■ Set exercise ■
Copy each line where the word "resonant" occurs.

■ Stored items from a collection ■
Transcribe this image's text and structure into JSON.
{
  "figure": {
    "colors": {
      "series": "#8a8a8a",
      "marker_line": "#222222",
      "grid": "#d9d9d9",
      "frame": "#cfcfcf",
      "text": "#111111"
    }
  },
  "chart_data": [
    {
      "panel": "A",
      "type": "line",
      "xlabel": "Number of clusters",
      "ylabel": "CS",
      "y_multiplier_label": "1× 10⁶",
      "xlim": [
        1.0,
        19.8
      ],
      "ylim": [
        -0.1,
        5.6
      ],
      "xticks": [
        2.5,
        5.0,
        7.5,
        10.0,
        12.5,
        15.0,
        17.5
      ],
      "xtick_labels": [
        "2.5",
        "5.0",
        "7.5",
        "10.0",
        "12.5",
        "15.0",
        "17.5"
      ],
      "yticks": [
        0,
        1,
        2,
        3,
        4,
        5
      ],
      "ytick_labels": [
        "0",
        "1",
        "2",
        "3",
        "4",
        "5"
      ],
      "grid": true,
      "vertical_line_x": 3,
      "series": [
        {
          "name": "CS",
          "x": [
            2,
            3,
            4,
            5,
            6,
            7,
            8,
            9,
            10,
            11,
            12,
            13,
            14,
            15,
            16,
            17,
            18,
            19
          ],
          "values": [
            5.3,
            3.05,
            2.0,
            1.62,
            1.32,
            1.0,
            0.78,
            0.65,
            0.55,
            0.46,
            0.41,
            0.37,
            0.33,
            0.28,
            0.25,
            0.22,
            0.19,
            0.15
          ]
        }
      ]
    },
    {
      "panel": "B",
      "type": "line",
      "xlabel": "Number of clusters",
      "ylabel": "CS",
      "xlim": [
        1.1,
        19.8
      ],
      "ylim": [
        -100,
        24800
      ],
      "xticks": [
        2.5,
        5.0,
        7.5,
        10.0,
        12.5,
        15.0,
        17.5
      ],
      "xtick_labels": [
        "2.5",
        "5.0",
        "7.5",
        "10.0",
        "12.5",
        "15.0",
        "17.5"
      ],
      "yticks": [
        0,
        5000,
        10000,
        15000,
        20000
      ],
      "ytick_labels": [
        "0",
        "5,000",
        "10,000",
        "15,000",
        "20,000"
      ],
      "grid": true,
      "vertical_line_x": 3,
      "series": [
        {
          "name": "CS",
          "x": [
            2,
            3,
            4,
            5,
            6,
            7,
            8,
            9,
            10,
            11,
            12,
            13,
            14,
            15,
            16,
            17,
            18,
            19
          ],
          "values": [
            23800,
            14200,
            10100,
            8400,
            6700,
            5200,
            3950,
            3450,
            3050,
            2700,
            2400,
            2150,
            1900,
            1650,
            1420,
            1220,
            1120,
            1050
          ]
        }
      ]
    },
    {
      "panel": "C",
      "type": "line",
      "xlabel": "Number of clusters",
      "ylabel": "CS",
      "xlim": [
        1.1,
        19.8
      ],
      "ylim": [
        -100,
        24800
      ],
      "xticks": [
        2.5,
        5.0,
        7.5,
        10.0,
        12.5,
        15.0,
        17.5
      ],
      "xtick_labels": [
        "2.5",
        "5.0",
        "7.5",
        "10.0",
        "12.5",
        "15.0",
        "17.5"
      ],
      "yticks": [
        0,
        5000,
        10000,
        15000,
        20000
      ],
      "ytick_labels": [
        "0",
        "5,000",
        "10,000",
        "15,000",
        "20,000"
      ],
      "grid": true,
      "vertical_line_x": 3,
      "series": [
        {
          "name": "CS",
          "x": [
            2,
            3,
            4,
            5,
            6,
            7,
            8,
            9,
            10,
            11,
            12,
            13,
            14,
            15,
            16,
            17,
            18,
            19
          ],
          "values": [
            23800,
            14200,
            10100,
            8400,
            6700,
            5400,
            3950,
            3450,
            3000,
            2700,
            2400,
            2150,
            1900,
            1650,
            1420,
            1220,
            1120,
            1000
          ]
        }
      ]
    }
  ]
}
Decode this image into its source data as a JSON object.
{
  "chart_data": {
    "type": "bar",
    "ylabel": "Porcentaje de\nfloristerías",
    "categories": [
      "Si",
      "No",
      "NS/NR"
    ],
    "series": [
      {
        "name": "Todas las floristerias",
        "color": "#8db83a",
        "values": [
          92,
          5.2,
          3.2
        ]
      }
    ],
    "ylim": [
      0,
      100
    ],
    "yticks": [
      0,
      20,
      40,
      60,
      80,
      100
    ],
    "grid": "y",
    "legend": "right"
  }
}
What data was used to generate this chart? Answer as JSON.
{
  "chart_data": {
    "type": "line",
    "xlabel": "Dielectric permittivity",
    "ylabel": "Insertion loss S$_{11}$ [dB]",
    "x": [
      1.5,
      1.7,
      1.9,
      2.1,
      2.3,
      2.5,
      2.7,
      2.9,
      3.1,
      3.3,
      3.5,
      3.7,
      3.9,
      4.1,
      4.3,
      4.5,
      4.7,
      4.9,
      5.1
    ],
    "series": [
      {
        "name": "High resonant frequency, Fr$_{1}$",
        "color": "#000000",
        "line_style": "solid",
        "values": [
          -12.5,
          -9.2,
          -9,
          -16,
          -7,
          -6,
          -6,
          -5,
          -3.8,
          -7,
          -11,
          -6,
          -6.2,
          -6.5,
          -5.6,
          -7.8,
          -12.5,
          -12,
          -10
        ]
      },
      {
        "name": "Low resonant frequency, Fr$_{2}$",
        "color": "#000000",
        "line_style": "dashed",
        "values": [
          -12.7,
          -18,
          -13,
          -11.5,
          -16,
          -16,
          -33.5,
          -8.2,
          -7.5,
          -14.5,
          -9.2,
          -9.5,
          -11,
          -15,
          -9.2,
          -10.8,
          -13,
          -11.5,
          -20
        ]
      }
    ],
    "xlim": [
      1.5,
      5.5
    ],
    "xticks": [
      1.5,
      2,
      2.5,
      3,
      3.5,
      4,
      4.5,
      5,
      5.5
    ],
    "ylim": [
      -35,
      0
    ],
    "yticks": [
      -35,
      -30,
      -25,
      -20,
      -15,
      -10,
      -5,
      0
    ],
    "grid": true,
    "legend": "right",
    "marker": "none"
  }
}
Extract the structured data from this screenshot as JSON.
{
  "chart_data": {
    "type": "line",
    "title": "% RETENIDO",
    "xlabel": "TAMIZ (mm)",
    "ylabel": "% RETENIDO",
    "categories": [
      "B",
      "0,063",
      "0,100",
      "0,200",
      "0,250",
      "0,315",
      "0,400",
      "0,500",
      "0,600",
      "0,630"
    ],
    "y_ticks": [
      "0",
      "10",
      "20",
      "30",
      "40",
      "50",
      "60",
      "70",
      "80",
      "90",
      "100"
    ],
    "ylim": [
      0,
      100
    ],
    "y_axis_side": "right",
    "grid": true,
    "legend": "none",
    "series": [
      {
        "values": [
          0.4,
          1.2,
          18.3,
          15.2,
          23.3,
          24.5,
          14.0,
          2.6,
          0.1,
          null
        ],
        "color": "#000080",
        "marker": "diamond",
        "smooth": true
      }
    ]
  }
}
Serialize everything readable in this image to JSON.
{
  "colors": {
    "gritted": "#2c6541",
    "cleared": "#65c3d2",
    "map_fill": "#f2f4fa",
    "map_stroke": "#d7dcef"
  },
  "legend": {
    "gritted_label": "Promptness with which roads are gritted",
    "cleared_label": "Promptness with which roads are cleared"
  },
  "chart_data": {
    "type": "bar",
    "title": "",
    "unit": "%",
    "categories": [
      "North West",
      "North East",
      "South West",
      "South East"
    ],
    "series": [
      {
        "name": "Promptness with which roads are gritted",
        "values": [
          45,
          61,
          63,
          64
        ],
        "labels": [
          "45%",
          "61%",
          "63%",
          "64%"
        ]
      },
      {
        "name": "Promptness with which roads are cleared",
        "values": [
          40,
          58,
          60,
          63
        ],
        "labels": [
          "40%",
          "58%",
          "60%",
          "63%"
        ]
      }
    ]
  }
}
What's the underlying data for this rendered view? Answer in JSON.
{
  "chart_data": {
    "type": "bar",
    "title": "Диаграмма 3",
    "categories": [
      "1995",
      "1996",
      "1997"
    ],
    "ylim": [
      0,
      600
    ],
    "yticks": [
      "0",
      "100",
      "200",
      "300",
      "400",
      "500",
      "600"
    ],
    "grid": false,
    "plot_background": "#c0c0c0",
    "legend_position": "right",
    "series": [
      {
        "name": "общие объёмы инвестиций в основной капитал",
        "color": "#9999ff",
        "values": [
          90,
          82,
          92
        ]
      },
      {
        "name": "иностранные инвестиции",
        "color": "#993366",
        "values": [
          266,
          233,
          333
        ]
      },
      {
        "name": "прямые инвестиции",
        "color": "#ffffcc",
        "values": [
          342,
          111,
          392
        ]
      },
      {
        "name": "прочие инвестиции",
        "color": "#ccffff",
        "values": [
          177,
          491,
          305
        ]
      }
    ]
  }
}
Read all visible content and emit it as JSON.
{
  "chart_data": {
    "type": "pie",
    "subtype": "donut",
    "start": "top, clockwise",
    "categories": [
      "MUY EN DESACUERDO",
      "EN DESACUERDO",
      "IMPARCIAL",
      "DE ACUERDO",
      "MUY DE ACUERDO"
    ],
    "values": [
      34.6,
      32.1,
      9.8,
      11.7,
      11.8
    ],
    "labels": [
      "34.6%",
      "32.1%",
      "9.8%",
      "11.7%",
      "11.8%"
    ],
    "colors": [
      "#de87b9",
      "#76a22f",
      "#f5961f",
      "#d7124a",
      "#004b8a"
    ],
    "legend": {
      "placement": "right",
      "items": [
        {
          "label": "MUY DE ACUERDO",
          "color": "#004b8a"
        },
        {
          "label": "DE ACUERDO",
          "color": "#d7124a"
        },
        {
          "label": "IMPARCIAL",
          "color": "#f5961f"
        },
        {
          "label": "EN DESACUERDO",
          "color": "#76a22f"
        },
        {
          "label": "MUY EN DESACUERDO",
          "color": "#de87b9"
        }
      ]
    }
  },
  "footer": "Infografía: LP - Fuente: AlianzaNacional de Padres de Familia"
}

■ Written solution ■
        "name": "High resonant frequency, Fr$_{1}$",
        "name": "Low resonant frequency, Fr$_{2}$",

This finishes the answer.